Task brief -
Transcribe every line of the material below without changing anything.

Layout coordinate data:
---

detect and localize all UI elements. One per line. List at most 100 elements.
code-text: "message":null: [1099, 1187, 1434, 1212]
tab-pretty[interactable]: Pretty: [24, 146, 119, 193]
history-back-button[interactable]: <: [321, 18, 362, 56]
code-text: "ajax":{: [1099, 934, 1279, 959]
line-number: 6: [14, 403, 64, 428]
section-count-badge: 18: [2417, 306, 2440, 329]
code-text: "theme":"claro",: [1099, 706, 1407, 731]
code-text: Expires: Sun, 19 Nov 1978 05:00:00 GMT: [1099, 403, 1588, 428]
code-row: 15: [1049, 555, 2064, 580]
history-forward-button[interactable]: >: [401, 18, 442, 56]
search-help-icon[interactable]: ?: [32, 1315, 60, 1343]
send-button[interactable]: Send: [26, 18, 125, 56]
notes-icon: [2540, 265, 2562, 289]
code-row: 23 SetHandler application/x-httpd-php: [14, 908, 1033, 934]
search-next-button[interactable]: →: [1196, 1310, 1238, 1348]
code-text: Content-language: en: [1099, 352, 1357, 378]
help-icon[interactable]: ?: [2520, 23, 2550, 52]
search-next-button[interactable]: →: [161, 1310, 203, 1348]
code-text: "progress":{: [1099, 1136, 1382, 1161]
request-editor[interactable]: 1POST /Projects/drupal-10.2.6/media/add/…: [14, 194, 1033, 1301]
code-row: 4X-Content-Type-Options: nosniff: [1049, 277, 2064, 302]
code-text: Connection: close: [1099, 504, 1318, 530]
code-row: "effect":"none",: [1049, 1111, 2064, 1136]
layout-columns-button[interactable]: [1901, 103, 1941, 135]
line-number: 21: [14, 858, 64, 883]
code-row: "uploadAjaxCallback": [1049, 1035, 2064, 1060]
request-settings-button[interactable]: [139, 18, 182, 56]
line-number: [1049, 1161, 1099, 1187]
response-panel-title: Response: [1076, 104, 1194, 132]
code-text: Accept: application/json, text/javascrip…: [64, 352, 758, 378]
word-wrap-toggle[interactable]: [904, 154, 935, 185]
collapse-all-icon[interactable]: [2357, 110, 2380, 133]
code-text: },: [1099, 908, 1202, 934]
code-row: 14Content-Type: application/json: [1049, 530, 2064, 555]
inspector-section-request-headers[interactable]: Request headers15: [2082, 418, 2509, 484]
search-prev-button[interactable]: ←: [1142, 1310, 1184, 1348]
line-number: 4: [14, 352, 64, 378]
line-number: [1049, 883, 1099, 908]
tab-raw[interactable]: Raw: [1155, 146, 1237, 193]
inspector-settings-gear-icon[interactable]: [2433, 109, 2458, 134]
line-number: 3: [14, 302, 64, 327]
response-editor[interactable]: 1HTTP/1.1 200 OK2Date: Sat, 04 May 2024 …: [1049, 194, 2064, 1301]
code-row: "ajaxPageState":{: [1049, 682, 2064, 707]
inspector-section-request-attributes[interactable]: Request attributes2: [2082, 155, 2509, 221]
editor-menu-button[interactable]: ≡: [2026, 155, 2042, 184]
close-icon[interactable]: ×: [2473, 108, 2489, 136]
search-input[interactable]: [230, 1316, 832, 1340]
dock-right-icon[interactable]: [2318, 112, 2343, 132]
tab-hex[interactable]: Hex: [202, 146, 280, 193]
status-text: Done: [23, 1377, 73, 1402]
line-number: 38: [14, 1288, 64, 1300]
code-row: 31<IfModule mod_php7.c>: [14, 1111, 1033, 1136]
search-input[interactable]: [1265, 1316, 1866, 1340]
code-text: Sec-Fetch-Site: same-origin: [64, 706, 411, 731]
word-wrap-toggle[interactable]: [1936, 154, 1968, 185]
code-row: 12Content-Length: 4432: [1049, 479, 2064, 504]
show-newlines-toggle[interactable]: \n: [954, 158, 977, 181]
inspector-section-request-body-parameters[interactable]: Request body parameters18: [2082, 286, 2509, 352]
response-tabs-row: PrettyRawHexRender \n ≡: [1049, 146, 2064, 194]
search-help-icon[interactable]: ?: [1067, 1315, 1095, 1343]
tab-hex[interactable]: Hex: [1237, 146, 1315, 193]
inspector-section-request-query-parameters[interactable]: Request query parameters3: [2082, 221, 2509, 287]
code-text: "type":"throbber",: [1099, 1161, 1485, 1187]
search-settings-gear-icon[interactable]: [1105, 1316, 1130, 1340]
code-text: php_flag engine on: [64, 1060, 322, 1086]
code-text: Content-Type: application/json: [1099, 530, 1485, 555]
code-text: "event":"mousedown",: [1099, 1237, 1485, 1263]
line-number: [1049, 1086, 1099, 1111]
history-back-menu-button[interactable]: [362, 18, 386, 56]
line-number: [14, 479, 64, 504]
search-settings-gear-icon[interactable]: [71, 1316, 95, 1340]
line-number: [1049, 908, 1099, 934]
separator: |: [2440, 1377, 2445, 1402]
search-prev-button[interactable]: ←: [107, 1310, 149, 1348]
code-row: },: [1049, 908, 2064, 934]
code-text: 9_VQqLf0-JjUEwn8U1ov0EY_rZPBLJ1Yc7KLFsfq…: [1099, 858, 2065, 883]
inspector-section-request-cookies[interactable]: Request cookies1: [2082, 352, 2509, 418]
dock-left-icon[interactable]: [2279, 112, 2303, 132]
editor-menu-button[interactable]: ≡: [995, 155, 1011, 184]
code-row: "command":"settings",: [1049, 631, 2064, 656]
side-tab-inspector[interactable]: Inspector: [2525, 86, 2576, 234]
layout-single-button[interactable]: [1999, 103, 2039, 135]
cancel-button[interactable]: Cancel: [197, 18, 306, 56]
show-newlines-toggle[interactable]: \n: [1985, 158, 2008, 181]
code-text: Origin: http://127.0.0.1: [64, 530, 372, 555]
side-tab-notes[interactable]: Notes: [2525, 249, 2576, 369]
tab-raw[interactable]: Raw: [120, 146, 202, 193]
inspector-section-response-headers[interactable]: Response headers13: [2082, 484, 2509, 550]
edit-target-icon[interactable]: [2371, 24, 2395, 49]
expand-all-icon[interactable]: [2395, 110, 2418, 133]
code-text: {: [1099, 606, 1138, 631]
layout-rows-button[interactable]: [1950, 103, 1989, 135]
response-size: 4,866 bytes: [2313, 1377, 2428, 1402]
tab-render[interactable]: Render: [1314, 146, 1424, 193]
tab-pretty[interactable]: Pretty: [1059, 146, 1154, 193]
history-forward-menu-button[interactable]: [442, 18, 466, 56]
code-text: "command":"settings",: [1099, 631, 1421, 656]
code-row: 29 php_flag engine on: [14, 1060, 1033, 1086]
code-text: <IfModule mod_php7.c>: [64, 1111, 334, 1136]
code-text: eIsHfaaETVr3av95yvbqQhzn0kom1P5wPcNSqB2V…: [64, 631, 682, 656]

---

Exercise answer -
detect and localize all UI elements. One per line. List at most 100 elements.
code-text: "message":null: [1099, 1187, 1434, 1212]
tab-pretty[interactable]: Pretty: [24, 146, 119, 193]
history-back-button[interactable]: <: [321, 18, 362, 56]
code-text: "ajax":{: [1099, 934, 1279, 959]
line-number: 6: [14, 403, 64, 428]
section-count-badge: 18: [2417, 306, 2440, 329]
code-text: "theme":"claro",: [1099, 706, 1407, 731]
code-text: Expires: Sun, 19 Nov 1978 05:00:00 GMT: [1099, 403, 1588, 428]
code-row: 15: [1049, 555, 2064, 580]
history-forward-button[interactable]: >: [401, 18, 442, 56]
search-help-icon[interactable]: ?: [32, 1315, 60, 1343]
send-button[interactable]: Send: [26, 18, 125, 56]
notes-icon: [2540, 265, 2562, 289]
code-row: 23 SetHandler application/x-httpd-php: [14, 908, 1033, 934]
search-next-button[interactable]: →: [1196, 1310, 1238, 1348]
code-text: Content-language: en: [1099, 352, 1357, 378]
help-icon[interactable]: ?: [2520, 23, 2550, 52]
search-next-button[interactable]: →: [161, 1310, 203, 1348]
code-text: "progress":{: [1099, 1136, 1382, 1161]
request-editor[interactable]: 1POST /Projects/drupal-10.2.6/media/add/…: [14, 194, 1033, 1301]
code-row: 4X-Content-Type-Options: nosniff: [1049, 277, 2064, 302]
code-text: Connection: close: [1099, 504, 1318, 530]
code-row: "effect":"none",: [1049, 1111, 2064, 1136]
layout-columns-button[interactable]: [1901, 103, 1941, 135]
line-number: 21: [14, 858, 64, 883]
code-row: "uploadAjaxCallback": [1049, 1035, 2064, 1060]
request-settings-button[interactable]: [139, 18, 182, 56]
line-number: [1049, 1161, 1099, 1187]
response-panel-title: Response: [1076, 104, 1194, 132]
code-text: Accept: application/json, text/javascrip…: [64, 352, 758, 378]
word-wrap-toggle[interactable]: [904, 154, 935, 185]
collapse-all-icon[interactable]: [2357, 110, 2380, 133]
code-text: },: [1099, 908, 1202, 934]
code-row: 14Content-Type: application/json: [1049, 530, 2064, 555]
inspector-section-request-headers[interactable]: Request headers15: [2082, 418, 2509, 484]
search-prev-button[interactable]: ←: [1142, 1310, 1184, 1348]
line-number: 4: [14, 352, 64, 378]
line-number: [1049, 883, 1099, 908]
tab-raw[interactable]: Raw: [1155, 146, 1237, 193]
inspector-settings-gear-icon[interactable]: [2433, 109, 2458, 134]
line-number: 3: [14, 302, 64, 327]
response-editor[interactable]: 1HTTP/1.1 200 OK2Date: Sat, 04 May 2024 …: [1049, 194, 2064, 1301]
code-row: "ajaxPageState":{: [1049, 682, 2064, 707]
inspector-section-request-attributes[interactable]: Request attributes2: [2082, 155, 2509, 221]
editor-menu-button[interactable]: ≡: [2026, 155, 2042, 184]
close-icon[interactable]: ×: [2473, 108, 2489, 136]
search-input[interactable]: [230, 1316, 832, 1340]
dock-right-icon[interactable]: [2318, 112, 2343, 132]
tab-hex[interactable]: Hex: [202, 146, 280, 193]
status-text: Done: [23, 1377, 73, 1402]
line-number: 38: [14, 1288, 64, 1300]
code-row: 31<IfModule mod_php7.c>: [14, 1111, 1033, 1136]
search-input[interactable]: [1265, 1316, 1866, 1340]
code-text: Sec-Fetch-Site: same-origin: [64, 706, 411, 731]
word-wrap-toggle[interactable]: [1936, 154, 1968, 185]
code-row: 12Content-Length: 4432: [1049, 479, 2064, 504]
show-newlines-toggle[interactable]: \n: [954, 158, 977, 181]
inspector-section-request-body-parameters[interactable]: Request body parameters18: [2082, 286, 2509, 352]
response-tabs-row: PrettyRawHexRender \n ≡: [1049, 146, 2064, 194]
search-help-icon[interactable]: ?: [1067, 1315, 1095, 1343]
tab-hex[interactable]: Hex: [1237, 146, 1315, 193]
inspector-section-request-query-parameters[interactable]: Request query parameters3: [2082, 221, 2509, 287]
code-text: "type":"throbber",: [1099, 1161, 1485, 1187]
search-settings-gear-icon[interactable]: [1105, 1316, 1130, 1340]
code-text: php_flag engine on: [64, 1060, 322, 1086]
code-text: Content-Type: application/json: [1099, 530, 1485, 555]
code-text: "event":"mousedown",: [1099, 1237, 1485, 1263]
line-number: [1049, 1086, 1099, 1111]
history-back-menu-button[interactable]: [362, 18, 386, 56]
line-number: [14, 479, 64, 504]
search-settings-gear-icon[interactable]: [71, 1316, 95, 1340]
line-number: [1049, 908, 1099, 934]
separator: |: [2440, 1377, 2445, 1402]
search-prev-button[interactable]: ←: [107, 1310, 149, 1348]
code-row: },: [1049, 908, 2064, 934]
code-text: 9_VQqLf0-JjUEwn8U1ov0EY_rZPBLJ1Yc7KLFsfq…: [1099, 858, 2065, 883]
inspector-section-request-cookies[interactable]: Request cookies1: [2082, 352, 2509, 418]
dock-left-icon[interactable]: [2279, 112, 2303, 132]
editor-menu-button[interactable]: ≡: [995, 155, 1011, 184]
code-row: "command":"settings",: [1049, 631, 2064, 656]
side-tab-inspector[interactable]: Inspector: [2525, 86, 2576, 234]
layout-single-button[interactable]: [1999, 103, 2039, 135]
cancel-button[interactable]: Cancel: [197, 18, 306, 56]
show-newlines-toggle[interactable]: \n: [1985, 158, 2008, 181]
code-text: Origin: http://127.0.0.1: [64, 530, 372, 555]
side-tab-notes[interactable]: Notes: [2525, 249, 2576, 369]
tab-raw[interactable]: Raw: [120, 146, 202, 193]
inspector-section-response-headers[interactable]: Response headers13: [2082, 484, 2509, 550]
edit-target-icon[interactable]: [2371, 24, 2395, 49]
expand-all-icon[interactable]: [2395, 110, 2418, 133]
code-text: {: [1099, 606, 1138, 631]
layout-rows-button[interactable]: [1950, 103, 1989, 135]
response-size: 4,866 bytes: [2313, 1377, 2428, 1402]
tab-render[interactable]: Render: [1314, 146, 1424, 193]
tab-pretty[interactable]: Pretty: [1059, 146, 1154, 193]
history-forward-menu-button[interactable]: [442, 18, 466, 56]
code-text: "command":"settings",: [1099, 631, 1421, 656]
code-row: 29 php_flag engine on: [14, 1060, 1033, 1086]
code-text: <IfModule mod_php7.c>: [64, 1111, 334, 1136]
code-text: eIsHfaaETVr3av95yvbqQhzn0kom1P5wPcNSqB2V…: [64, 631, 682, 656]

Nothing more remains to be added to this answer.